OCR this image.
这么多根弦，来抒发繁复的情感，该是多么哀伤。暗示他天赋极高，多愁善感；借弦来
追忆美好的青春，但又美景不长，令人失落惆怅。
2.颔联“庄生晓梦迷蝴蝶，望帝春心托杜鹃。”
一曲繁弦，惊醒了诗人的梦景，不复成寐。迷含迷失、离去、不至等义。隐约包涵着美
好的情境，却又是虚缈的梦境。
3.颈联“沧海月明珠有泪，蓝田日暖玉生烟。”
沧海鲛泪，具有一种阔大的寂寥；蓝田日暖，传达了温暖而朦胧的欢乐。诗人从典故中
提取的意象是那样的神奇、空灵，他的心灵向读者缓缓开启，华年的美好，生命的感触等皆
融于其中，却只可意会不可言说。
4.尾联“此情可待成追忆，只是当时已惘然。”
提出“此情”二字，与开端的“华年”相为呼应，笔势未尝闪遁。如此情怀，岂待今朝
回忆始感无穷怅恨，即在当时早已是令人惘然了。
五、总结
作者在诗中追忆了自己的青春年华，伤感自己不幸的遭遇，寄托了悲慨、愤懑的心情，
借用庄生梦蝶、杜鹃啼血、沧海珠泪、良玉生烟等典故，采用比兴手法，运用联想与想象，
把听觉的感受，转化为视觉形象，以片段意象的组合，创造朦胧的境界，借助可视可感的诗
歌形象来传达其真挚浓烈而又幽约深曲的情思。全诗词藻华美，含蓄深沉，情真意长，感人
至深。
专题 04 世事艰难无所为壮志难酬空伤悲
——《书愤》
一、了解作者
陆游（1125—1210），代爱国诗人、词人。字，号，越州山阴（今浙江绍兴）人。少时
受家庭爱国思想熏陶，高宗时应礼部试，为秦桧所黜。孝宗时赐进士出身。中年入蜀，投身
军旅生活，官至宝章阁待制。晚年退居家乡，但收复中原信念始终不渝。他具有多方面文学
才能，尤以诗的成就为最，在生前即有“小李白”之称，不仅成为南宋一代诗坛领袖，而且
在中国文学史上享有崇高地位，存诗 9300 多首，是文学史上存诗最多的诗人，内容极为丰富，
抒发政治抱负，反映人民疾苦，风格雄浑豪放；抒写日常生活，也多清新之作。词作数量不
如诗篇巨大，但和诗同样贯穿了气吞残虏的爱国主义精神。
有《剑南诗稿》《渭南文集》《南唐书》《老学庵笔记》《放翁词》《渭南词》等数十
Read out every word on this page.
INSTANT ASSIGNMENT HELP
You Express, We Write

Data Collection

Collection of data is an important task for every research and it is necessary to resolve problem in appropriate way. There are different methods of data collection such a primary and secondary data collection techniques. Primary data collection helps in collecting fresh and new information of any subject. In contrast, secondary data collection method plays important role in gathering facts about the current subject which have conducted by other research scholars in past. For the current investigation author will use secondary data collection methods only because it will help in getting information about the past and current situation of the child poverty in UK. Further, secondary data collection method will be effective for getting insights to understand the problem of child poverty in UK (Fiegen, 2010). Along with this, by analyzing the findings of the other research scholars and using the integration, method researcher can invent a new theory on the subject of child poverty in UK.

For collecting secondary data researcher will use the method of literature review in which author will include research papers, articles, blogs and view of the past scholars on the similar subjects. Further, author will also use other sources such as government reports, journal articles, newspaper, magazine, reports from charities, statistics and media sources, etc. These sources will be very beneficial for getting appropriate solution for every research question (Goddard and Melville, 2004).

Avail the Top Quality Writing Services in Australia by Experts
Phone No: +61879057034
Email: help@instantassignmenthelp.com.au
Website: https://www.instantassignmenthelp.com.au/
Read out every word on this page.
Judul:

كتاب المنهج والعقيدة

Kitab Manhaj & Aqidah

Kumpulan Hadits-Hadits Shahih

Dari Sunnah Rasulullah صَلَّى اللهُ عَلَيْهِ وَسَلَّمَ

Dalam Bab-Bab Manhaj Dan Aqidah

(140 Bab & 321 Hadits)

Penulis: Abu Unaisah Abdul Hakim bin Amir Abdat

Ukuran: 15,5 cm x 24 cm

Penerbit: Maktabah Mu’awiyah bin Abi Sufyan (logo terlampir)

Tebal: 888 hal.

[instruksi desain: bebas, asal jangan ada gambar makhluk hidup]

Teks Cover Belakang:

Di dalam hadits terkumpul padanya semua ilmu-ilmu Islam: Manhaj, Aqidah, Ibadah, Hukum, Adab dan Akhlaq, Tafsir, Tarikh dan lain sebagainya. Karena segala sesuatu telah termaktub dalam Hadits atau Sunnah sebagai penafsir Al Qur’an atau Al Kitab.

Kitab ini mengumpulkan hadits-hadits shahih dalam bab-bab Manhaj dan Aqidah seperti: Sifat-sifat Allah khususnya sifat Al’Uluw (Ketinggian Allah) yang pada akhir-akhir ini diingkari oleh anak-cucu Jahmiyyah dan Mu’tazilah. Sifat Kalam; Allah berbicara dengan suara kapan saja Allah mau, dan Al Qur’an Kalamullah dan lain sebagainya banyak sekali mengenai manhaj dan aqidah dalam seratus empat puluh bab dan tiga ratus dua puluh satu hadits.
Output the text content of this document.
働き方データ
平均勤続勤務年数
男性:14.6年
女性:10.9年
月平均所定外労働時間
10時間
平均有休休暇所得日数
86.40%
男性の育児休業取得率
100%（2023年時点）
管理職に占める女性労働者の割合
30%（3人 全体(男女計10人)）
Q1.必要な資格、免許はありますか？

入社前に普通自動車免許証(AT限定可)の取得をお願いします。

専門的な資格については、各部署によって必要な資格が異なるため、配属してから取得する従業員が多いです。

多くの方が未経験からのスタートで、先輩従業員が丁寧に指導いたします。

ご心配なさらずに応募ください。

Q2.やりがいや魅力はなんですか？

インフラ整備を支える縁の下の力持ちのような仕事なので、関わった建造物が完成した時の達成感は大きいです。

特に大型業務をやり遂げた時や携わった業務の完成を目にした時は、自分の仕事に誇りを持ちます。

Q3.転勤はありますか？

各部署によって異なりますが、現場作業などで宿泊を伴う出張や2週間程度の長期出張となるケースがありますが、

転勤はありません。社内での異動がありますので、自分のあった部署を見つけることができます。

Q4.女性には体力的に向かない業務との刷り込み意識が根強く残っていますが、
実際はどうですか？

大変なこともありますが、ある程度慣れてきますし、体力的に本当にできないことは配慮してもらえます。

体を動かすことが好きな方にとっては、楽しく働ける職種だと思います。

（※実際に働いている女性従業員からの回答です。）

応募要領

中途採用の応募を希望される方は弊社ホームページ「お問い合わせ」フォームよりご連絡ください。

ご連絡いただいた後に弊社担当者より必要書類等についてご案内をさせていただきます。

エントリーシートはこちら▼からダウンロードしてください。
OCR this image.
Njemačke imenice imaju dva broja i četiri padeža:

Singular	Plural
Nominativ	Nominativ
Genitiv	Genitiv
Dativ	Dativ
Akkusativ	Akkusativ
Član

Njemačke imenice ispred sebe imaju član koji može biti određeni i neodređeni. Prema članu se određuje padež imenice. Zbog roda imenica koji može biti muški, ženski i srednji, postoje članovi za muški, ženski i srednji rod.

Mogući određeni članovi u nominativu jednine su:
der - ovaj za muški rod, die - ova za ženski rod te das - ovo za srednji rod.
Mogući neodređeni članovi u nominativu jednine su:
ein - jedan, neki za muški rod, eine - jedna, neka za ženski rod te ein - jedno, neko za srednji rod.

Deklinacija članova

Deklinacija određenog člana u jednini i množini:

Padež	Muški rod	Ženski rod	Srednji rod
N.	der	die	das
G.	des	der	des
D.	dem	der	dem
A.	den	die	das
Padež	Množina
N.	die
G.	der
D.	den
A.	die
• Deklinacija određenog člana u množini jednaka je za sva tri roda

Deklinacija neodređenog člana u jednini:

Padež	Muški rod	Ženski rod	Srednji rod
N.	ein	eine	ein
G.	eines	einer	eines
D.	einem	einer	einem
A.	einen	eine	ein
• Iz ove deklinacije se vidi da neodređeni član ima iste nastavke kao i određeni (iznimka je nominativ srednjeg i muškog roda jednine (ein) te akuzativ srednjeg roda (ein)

■ WHAT IS NEEDED ■
From the listing above, collect each line in which the string "nominativu" appears.

■ CORRECT ANSWER ■
Mogući određeni članovi u nominativu jednine su:
Mogući neodređeni članovi u nominativu jednine su:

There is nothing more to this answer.